Return the records, each one exactly as written.

(Stored data)
---+---
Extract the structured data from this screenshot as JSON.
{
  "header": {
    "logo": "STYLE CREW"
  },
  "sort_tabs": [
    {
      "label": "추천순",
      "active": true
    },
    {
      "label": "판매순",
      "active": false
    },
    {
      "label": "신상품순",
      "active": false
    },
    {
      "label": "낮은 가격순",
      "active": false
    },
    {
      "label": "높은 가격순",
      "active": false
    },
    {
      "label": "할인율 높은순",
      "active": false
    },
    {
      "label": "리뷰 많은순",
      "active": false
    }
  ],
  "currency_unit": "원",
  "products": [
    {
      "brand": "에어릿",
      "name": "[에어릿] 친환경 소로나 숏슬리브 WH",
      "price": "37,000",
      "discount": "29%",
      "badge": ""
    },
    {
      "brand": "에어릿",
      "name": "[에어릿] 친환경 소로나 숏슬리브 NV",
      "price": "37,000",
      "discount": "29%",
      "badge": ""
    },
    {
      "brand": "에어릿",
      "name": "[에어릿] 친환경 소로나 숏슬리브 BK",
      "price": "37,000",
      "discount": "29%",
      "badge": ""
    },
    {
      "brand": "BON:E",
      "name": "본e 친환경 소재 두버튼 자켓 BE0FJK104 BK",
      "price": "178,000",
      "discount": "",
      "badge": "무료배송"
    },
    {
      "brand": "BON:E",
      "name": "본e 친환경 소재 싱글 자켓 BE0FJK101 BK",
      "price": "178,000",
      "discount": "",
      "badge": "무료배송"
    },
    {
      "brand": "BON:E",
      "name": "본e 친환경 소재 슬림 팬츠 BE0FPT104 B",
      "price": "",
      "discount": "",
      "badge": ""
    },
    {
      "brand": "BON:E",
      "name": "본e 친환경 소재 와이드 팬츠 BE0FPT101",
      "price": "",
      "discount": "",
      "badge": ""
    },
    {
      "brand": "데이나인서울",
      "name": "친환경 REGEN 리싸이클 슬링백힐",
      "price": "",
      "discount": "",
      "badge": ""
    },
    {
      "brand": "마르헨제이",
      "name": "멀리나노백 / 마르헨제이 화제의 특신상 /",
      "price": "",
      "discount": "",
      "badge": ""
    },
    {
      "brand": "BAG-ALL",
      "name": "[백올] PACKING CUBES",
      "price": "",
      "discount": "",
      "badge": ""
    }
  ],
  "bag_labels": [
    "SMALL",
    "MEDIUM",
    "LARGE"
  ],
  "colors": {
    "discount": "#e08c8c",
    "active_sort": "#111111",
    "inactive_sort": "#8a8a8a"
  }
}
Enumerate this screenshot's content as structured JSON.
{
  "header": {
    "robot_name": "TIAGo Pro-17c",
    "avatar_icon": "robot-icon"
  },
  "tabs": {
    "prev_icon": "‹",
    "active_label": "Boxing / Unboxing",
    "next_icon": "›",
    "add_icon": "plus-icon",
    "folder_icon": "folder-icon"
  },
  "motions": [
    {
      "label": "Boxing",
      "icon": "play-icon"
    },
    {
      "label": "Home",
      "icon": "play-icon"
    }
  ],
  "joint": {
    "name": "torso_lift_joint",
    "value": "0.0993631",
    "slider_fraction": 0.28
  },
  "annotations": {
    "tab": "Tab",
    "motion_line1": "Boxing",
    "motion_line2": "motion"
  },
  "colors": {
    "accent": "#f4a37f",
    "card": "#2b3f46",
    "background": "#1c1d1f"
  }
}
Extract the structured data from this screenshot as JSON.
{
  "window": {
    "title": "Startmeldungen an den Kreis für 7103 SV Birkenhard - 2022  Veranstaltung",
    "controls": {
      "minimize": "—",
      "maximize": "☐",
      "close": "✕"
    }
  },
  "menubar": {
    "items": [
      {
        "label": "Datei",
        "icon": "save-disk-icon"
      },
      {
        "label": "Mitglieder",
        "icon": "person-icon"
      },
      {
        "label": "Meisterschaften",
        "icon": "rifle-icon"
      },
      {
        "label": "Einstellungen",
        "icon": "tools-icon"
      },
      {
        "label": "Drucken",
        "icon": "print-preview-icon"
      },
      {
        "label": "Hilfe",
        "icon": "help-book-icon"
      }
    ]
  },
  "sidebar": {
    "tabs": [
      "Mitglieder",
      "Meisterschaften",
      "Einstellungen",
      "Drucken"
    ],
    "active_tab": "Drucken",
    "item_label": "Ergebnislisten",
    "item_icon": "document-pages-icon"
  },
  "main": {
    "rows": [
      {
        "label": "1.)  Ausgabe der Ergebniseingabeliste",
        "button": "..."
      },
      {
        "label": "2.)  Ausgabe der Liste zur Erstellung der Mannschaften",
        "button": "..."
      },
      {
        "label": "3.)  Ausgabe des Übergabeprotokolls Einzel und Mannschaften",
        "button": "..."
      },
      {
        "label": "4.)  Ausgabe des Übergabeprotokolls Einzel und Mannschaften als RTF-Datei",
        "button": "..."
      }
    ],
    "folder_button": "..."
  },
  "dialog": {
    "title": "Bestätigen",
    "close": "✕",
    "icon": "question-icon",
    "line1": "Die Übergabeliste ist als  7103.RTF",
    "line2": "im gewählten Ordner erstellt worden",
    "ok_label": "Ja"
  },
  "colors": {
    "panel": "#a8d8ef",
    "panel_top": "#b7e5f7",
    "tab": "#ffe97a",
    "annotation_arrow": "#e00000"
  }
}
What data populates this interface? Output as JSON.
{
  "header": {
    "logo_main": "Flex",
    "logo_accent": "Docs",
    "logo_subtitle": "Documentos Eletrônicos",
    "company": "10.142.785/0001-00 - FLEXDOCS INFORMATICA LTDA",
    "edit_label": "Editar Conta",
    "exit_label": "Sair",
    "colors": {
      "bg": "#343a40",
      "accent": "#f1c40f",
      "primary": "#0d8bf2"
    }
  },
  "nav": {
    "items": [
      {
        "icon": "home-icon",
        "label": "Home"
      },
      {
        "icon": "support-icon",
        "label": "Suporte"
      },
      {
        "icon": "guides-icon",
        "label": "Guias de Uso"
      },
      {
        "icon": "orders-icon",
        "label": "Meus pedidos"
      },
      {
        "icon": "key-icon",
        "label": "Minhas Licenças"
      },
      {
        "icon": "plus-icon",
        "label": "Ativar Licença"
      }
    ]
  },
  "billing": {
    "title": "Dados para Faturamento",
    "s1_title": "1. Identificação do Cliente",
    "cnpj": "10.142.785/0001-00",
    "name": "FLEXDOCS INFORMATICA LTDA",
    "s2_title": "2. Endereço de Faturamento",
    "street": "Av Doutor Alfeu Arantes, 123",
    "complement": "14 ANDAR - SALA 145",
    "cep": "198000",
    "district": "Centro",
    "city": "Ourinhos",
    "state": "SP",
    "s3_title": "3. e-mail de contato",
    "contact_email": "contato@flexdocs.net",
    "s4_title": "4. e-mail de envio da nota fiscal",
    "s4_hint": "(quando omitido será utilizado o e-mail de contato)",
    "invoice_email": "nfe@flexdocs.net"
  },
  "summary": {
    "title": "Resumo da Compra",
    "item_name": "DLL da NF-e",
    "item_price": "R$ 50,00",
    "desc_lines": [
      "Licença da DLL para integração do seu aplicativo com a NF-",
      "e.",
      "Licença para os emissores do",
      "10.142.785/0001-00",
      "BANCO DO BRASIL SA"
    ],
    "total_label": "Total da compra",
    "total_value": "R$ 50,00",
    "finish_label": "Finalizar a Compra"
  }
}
---+---
Complete response —
Extract the structured data from this screenshot as JSON.
{
  "header": {
    "logo": "STYLE CREW"
  },
  "sort_tabs": [
    {
      "label": "추천순",
      "active": true
    },
    {
      "label": "판매순",
      "active": false
    },
    {
      "label": "신상품순",
      "active": false
    },
    {
      "label": "낮은 가격순",
      "active": false
    },
    {
      "label": "높은 가격순",
      "active": false
    },
    {
      "label": "할인율 높은순",
      "active": false
    },
    {
      "label": "리뷰 많은순",
      "active": false
    }
  ],
  "currency_unit": "원",
  "products": [
    {
      "brand": "에어릿",
      "name": "[에어릿] 친환경 소로나 숏슬리브 WH",
      "price": "37,000",
      "discount": "29%",
      "badge": ""
    },
    {
      "brand": "에어릿",
      "name": "[에어릿] 친환경 소로나 숏슬리브 NV",
      "price": "37,000",
      "discount": "29%",
      "badge": ""
    },
    {
      "brand": "에어릿",
      "name": "[에어릿] 친환경 소로나 숏슬리브 BK",
      "price": "37,000",
      "discount": "29%",
      "badge": ""
    },
    {
      "brand": "BON:E",
      "name": "본e 친환경 소재 두버튼 자켓 BE0FJK104 BK",
      "price": "178,000",
      "discount": "",
      "badge": "무료배송"
    },
    {
      "brand": "BON:E",
      "name": "본e 친환경 소재 싱글 자켓 BE0FJK101 BK",
      "price": "178,000",
      "discount": "",
      "badge": "무료배송"
    },
    {
      "brand": "BON:E",
      "name": "본e 친환경 소재 슬림 팬츠 BE0FPT104 B",
      "price": "",
      "discount": "",
      "badge": ""
    },
    {
      "brand": "BON:E",
      "name": "본e 친환경 소재 와이드 팬츠 BE0FPT101",
      "price": "",
      "discount": "",
      "badge": ""
    },
    {
      "brand": "데이나인서울",
      "name": "친환경 REGEN 리싸이클 슬링백힐",
      "price": "",
      "discount": "",
      "badge": ""
    },
    {
      "brand": "마르헨제이",
      "name": "멀리나노백 / 마르헨제이 화제의 특신상 /",
      "price": "",
      "discount": "",
      "badge": ""
    },
    {
      "brand": "BAG-ALL",
      "name": "[백올] PACKING CUBES",
      "price": "",
      "discount": "",
      "badge": ""
    }
  ],
  "bag_labels": [
    "SMALL",
    "MEDIUM",
    "LARGE"
  ],
  "colors": {
    "discount": "#e08c8c",
    "active_sort": "#111111",
    "inactive_sort": "#8a8a8a"
  }
}
Enumerate this screenshot's content as structured JSON.
{
  "header": {
    "robot_name": "TIAGo Pro-17c",
    "avatar_icon": "robot-icon"
  },
  "tabs": {
    "prev_icon": "‹",
    "active_label": "Boxing / Unboxing",
    "next_icon": "›",
    "add_icon": "plus-icon",
    "folder_icon": "folder-icon"
  },
  "motions": [
    {
      "label": "Boxing",
      "icon": "play-icon"
    },
    {
      "label": "Home",
      "icon": "play-icon"
    }
  ],
  "joint": {
    "name": "torso_lift_joint",
    "value": "0.0993631",
    "slider_fraction": 0.28
  },
  "annotations": {
    "tab": "Tab",
    "motion_line1": "Boxing",
    "motion_line2": "motion"
  },
  "colors": {
    "accent": "#f4a37f",
    "card": "#2b3f46",
    "background": "#1c1d1f"
  }
}
Extract the structured data from this screenshot as JSON.
{
  "window": {
    "title": "Startmeldungen an den Kreis für 7103 SV Birkenhard - 2022  Veranstaltung",
    "controls": {
      "minimize": "—",
      "maximize": "☐",
      "close": "✕"
    }
  },
  "menubar": {
    "items": [
      {
        "label": "Datei",
        "icon": "save-disk-icon"
      },
      {
        "label": "Mitglieder",
        "icon": "person-icon"
      },
      {
        "label": "Meisterschaften",
        "icon": "rifle-icon"
      },
      {
        "label": "Einstellungen",
        "icon": "tools-icon"
      },
      {
        "label": "Drucken",
        "icon": "print-preview-icon"
      },
      {
        "label": "Hilfe",
        "icon": "help-book-icon"
      }
    ]
  },
  "sidebar": {
    "tabs": [
      "Mitglieder",
      "Meisterschaften",
      "Einstellungen",
      "Drucken"
    ],
    "active_tab": "Drucken",
    "item_label": "Ergebnislisten",
    "item_icon": "document-pages-icon"
  },
  "main": {
    "rows": [
      {
        "label": "1.)  Ausgabe der Ergebniseingabeliste",
        "button": "..."
      },
      {
        "label": "2.)  Ausgabe der Liste zur Erstellung der Mannschaften",
        "button": "..."
      },
      {
        "label": "3.)  Ausgabe des Übergabeprotokolls Einzel und Mannschaften",
        "button": "..."
      },
      {
        "label": "4.)  Ausgabe des Übergabeprotokolls Einzel und Mannschaften als RTF-Datei",
        "button": "..."
      }
    ],
    "folder_button": "..."
  },
  "dialog": {
    "title": "Bestätigen",
    "close": "✕",
    "icon": "question-icon",
    "line1": "Die Übergabeliste ist als  7103.RTF",
    "line2": "im gewählten Ordner erstellt worden",
    "ok_label": "Ja"
  },
  "colors": {
    "panel": "#a8d8ef",
    "panel_top": "#b7e5f7",
    "tab": "#ffe97a",
    "annotation_arrow": "#e00000"
  }
}
What data populates this interface? Output as JSON.
{
  "header": {
    "logo_main": "Flex",
    "logo_accent": "Docs",
    "logo_subtitle": "Documentos Eletrônicos",
    "company": "10.142.785/0001-00 - FLEXDOCS INFORMATICA LTDA",
    "edit_label": "Editar Conta",
    "exit_label": "Sair",
    "colors": {
      "bg": "#343a40",
      "accent": "#f1c40f",
      "primary": "#0d8bf2"
    }
  },
  "nav": {
    "items": [
      {
        "icon": "home-icon",
        "label": "Home"
      },
      {
        "icon": "support-icon",
        "label": "Suporte"
      },
      {
        "icon": "guides-icon",
        "label": "Guias de Uso"
      },
      {
        "icon": "orders-icon",
        "label": "Meus pedidos"
      },
      {
        "icon": "key-icon",
        "label": "Minhas Licenças"
      },
      {
        "icon": "plus-icon",
        "label": "Ativar Licença"
      }
    ]
  },
  "billing": {
    "title": "Dados para Faturamento",
    "s1_title": "1. Identificação do Cliente",
    "cnpj": "10.142.785/0001-00",
    "name": "FLEXDOCS INFORMATICA LTDA",
    "s2_title": "2. Endereço de Faturamento",
    "street": "Av Doutor Alfeu Arantes, 123",
    "complement": "14 ANDAR - SALA 145",
    "cep": "198000",
    "district": "Centro",
    "city": "Ourinhos",
    "state": "SP",
    "s3_title": "3. e-mail de contato",
    "contact_email": "contato@flexdocs.net",
    "s4_title": "4. e-mail de envio da nota fiscal",
    "s4_hint": "(quando omitido será utilizado o e-mail de contato)",
    "invoice_email": "nfe@flexdocs.net"
  },
  "summary": {
    "title": "Resumo da Compra",
    "item_name": "DLL da NF-e",
    "item_price": "R$ 50,00",
    "desc_lines": [
      "Licença da DLL para integração do seu aplicativo com a NF-",
      "e.",
      "Licença para os emissores do",
      "10.142.785/0001-00",
      "BANCO DO BRASIL SA"
    ],
    "total_label": "Total da compra",
    "total_value": "R$ 50,00",
    "finish_label": "Finalizar a Compra"
  }
}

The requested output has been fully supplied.